[Collected data entries]
————————
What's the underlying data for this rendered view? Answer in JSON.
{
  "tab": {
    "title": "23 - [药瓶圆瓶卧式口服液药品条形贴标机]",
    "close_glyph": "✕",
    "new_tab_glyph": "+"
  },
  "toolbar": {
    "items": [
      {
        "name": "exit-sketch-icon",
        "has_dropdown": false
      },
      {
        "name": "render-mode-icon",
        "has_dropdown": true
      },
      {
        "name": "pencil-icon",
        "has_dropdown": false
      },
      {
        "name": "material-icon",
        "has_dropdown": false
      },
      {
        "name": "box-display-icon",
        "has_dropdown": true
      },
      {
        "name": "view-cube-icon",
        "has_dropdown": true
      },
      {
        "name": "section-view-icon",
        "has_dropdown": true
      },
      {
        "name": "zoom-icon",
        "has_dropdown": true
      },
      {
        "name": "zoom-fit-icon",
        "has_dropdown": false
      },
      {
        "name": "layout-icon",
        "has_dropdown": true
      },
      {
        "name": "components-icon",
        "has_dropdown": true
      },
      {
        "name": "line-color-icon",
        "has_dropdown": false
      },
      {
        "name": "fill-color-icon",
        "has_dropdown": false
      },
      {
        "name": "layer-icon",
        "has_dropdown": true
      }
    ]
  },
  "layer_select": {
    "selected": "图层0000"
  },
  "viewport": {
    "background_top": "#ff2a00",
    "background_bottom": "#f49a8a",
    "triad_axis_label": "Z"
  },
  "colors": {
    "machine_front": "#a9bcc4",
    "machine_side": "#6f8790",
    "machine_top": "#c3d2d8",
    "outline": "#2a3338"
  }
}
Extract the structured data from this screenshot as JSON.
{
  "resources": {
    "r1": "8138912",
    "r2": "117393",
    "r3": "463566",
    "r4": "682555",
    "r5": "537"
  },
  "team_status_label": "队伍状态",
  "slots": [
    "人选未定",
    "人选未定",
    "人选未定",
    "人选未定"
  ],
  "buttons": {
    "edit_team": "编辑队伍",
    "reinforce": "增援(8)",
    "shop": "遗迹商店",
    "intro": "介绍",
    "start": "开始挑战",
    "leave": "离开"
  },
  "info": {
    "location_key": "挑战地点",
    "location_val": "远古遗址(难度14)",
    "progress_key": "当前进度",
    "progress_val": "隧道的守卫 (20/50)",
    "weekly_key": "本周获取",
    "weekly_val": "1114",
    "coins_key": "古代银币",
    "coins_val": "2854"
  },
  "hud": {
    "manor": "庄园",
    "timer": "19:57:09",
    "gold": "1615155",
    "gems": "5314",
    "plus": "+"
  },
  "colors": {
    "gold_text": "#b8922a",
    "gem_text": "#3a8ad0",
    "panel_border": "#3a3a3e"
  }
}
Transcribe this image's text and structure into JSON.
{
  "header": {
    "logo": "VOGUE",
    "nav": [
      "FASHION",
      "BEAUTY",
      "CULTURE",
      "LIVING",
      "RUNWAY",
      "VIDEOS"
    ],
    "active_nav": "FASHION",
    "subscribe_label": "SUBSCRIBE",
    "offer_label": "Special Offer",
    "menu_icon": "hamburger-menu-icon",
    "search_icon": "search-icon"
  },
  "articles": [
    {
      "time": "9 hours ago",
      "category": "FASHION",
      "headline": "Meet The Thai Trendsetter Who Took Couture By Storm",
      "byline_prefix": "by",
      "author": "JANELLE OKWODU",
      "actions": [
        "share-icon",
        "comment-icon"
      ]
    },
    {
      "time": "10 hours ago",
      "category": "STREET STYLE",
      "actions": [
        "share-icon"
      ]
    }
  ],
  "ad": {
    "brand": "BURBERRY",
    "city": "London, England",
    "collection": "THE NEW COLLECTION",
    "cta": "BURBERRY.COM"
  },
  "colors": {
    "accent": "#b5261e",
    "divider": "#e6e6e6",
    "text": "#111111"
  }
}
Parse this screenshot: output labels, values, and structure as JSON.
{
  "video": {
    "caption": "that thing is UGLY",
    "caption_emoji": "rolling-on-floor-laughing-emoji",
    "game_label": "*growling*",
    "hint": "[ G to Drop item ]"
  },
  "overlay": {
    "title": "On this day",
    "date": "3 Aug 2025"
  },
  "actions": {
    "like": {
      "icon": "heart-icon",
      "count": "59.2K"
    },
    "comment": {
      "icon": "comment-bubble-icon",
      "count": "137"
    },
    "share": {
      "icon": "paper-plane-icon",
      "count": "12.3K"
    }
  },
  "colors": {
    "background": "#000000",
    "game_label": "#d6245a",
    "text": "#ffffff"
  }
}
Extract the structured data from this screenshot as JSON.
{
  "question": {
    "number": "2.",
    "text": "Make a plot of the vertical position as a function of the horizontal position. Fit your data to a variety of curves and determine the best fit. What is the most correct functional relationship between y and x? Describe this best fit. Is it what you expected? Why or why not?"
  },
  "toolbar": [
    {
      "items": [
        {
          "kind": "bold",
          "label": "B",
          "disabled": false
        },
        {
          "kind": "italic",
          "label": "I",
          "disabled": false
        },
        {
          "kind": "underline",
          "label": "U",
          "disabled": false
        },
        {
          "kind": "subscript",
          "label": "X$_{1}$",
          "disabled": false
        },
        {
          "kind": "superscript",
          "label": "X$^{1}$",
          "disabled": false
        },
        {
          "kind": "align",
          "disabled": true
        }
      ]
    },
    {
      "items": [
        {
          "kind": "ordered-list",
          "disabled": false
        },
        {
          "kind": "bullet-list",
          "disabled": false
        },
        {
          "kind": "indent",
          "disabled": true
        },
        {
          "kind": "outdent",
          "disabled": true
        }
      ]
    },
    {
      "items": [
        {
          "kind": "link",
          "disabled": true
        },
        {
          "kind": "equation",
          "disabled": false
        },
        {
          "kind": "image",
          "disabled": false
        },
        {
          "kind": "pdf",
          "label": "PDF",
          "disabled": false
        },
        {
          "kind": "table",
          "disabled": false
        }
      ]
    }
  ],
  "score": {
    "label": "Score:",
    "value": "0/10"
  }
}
————————
**PROMPT:** Write out the data exactly as it stands.

**TASK SOLUTION:**
What's the underlying data for this rendered view? Answer in JSON.
{
  "tab": {
    "title": "23 - [药瓶圆瓶卧式口服液药品条形贴标机]",
    "close_glyph": "✕",
    "new_tab_glyph": "+"
  },
  "toolbar": {
    "items": [
      {
        "name": "exit-sketch-icon",
        "has_dropdown": false
      },
      {
        "name": "render-mode-icon",
        "has_dropdown": true
      },
      {
        "name": "pencil-icon",
        "has_dropdown": false
      },
      {
        "name": "material-icon",
        "has_dropdown": false
      },
      {
        "name": "box-display-icon",
        "has_dropdown": true
      },
      {
        "name": "view-cube-icon",
        "has_dropdown": true
      },
      {
        "name": "section-view-icon",
        "has_dropdown": true
      },
      {
        "name": "zoom-icon",
        "has_dropdown": true
      },
      {
        "name": "zoom-fit-icon",
        "has_dropdown": false
      },
      {
        "name": "layout-icon",
        "has_dropdown": true
      },
      {
        "name": "components-icon",
        "has_dropdown": true
      },
      {
        "name": "line-color-icon",
        "has_dropdown": false
      },
      {
        "name": "fill-color-icon",
        "has_dropdown": false
      },
      {
        "name": "layer-icon",
        "has_dropdown": true
      }
    ]
  },
  "layer_select": {
    "selected": "图层0000"
  },
  "viewport": {
    "background_top": "#ff2a00",
    "background_bottom": "#f49a8a",
    "triad_axis_label": "Z"
  },
  "colors": {
    "machine_front": "#a9bcc4",
    "machine_side": "#6f8790",
    "machine_top": "#c3d2d8",
    "outline": "#2a3338"
  }
}
Extract the structured data from this screenshot as JSON.
{
  "resources": {
    "r1": "8138912",
    "r2": "117393",
    "r3": "463566",
    "r4": "682555",
    "r5": "537"
  },
  "team_status_label": "队伍状态",
  "slots": [
    "人选未定",
    "人选未定",
    "人选未定",
    "人选未定"
  ],
  "buttons": {
    "edit_team": "编辑队伍",
    "reinforce": "增援(8)",
    "shop": "遗迹商店",
    "intro": "介绍",
    "start": "开始挑战",
    "leave": "离开"
  },
  "info": {
    "location_key": "挑战地点",
    "location_val": "远古遗址(难度14)",
    "progress_key": "当前进度",
    "progress_val": "隧道的守卫 (20/50)",
    "weekly_key": "本周获取",
    "weekly_val": "1114",
    "coins_key": "古代银币",
    "coins_val": "2854"
  },
  "hud": {
    "manor": "庄园",
    "timer": "19:57:09",
    "gold": "1615155",
    "gems": "5314",
    "plus": "+"
  },
  "colors": {
    "gold_text": "#b8922a",
    "gem_text": "#3a8ad0",
    "panel_border": "#3a3a3e"
  }
}
Transcribe this image's text and structure into JSON.
{
  "header": {
    "logo": "VOGUE",
    "nav": [
      "FASHION",
      "BEAUTY",
      "CULTURE",
      "LIVING",
      "RUNWAY",
      "VIDEOS"
    ],
    "active_nav": "FASHION",
    "subscribe_label": "SUBSCRIBE",
    "offer_label": "Special Offer",
    "menu_icon": "hamburger-menu-icon",
    "search_icon": "search-icon"
  },
  "articles": [
    {
      "time": "9 hours ago",
      "category": "FASHION",
      "headline": "Meet The Thai Trendsetter Who Took Couture By Storm",
      "byline_prefix": "by",
      "author": "JANELLE OKWODU",
      "actions": [
        "share-icon",
        "comment-icon"
      ]
    },
    {
      "time": "10 hours ago",
      "category": "STREET STYLE",
      "actions": [
        "share-icon"
      ]
    }
  ],
  "ad": {
    "brand": "BURBERRY",
    "city": "London, England",
    "collection": "THE NEW COLLECTION",
    "cta": "BURBERRY.COM"
  },
  "colors": {
    "accent": "#b5261e",
    "divider": "#e6e6e6",
    "text": "#111111"
  }
}
Parse this screenshot: output labels, values, and structure as JSON.
{
  "video": {
    "caption": "that thing is UGLY",
    "caption_emoji": "rolling-on-floor-laughing-emoji",
    "game_label": "*growling*",
    "hint": "[ G to Drop item ]"
  },
  "overlay": {
    "title": "On this day",
    "date": "3 Aug 2025"
  },
  "actions": {
    "like": {
      "icon": "heart-icon",
      "count": "59.2K"
    },
    "comment": {
      "icon": "comment-bubble-icon",
      "count": "137"
    },
    "share": {
      "icon": "paper-plane-icon",
      "count": "12.3K"
    }
  },
  "colors": {
    "background": "#000000",
    "game_label": "#d6245a",
    "text": "#ffffff"
  }
}
Extract the structured data from this screenshot as JSON.
{
  "question": {
    "number": "2.",
    "text": "Make a plot of the vertical position as a function of the horizontal position. Fit your data to a variety of curves and determine the best fit. What is the most correct functional relationship between y and x? Describe this best fit. Is it what you expected? Why or why not?"
  },
  "toolbar": [
    {
      "items": [
        {
          "kind": "bold",
          "label": "B",
          "disabled": false
        },
        {
          "kind": "italic",
          "label": "I",
          "disabled": false
        },
        {
          "kind": "underline",
          "label": "U",
          "disabled": false
        },
        {
          "kind": "subscript",
          "label": "X$_{1}$",
          "disabled": false
        },
        {
          "kind": "superscript",
          "label": "X$^{1}$",
          "disabled": false
        },
        {
          "kind": "align",
          "disabled": true
        }
      ]
    },
    {
      "items": [
        {
          "kind": "ordered-list",
          "disabled": false
        },
        {
          "kind": "bullet-list",
          "disabled": false
        },
        {
          "kind": "indent",
          "disabled": true
        },
        {
          "kind": "outdent",
          "disabled": true
        }
      ]
    },
    {
      "items": [
        {
          "kind": "link",
          "disabled": true
        },
        {
          "kind": "equation",
          "disabled": false
        },
        {
          "kind": "image",
          "disabled": false
        },
        {
          "kind": "pdf",
          "label": "PDF",
          "disabled": false
        },
        {
          "kind": "table",
          "disabled": false
        }
      ]
    }
  ],
  "score": {
    "label": "Score:",
    "value": "0/10"
  }
}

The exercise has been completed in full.